Copy out the listing exactly.

──────── Record excerpts

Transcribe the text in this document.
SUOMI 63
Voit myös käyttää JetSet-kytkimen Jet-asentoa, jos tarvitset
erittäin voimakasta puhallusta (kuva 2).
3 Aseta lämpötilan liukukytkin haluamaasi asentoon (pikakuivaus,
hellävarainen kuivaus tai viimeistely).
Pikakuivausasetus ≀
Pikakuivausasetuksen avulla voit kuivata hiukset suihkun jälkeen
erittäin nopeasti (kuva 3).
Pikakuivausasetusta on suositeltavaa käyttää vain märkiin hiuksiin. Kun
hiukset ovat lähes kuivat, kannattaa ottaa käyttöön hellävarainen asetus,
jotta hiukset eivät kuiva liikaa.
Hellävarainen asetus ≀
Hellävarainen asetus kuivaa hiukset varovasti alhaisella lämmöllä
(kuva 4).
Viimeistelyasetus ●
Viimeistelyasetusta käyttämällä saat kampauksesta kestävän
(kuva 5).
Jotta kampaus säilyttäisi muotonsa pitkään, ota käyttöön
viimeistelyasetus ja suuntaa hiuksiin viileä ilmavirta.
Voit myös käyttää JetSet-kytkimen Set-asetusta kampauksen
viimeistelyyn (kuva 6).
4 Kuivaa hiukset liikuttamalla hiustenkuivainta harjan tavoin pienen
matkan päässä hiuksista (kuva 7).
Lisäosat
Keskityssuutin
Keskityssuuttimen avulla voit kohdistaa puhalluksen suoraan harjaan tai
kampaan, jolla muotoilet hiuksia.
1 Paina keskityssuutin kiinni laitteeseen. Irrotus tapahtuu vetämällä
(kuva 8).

────────────────

Reply.
Transcribe the text in this document.
SUOMI 63
Voit myös käyttää JetSet-kytkimen Jet-asentoa, jos tarvitset
erittäin voimakasta puhallusta (kuva 2).
3 Aseta lämpötilan liukukytkin haluamaasi asentoon (pikakuivaus,
hellävarainen kuivaus tai viimeistely).
Pikakuivausasetus ≀
Pikakuivausasetuksen avulla voit kuivata hiukset suihkun jälkeen
erittäin nopeasti (kuva 3).
Pikakuivausasetusta on suositeltavaa käyttää vain märkiin hiuksiin. Kun
hiukset ovat lähes kuivat, kannattaa ottaa käyttöön hellävarainen asetus,
jotta hiukset eivät kuiva liikaa.
Hellävarainen asetus ≀
Hellävarainen asetus kuivaa hiukset varovasti alhaisella lämmöllä
(kuva 4).
Viimeistelyasetus ●
Viimeistelyasetusta käyttämällä saat kampauksesta kestävän
(kuva 5).
Jotta kampaus säilyttäisi muotonsa pitkään, ota käyttöön
viimeistelyasetus ja suuntaa hiuksiin viileä ilmavirta.
Voit myös käyttää JetSet-kytkimen Set-asetusta kampauksen
viimeistelyyn (kuva 6).
4 Kuivaa hiukset liikuttamalla hiustenkuivainta harjan tavoin pienen
matkan päässä hiuksista (kuva 7).
Lisäosat
Keskityssuutin
Keskityssuuttimen avulla voit kohdistaa puhalluksen suoraan harjaan tai
kampaan, jolla muotoilet hiuksia.
1 Paina keskityssuutin kiinni laitteeseen. Irrotus tapahtuu vetämällä
(kuva 8).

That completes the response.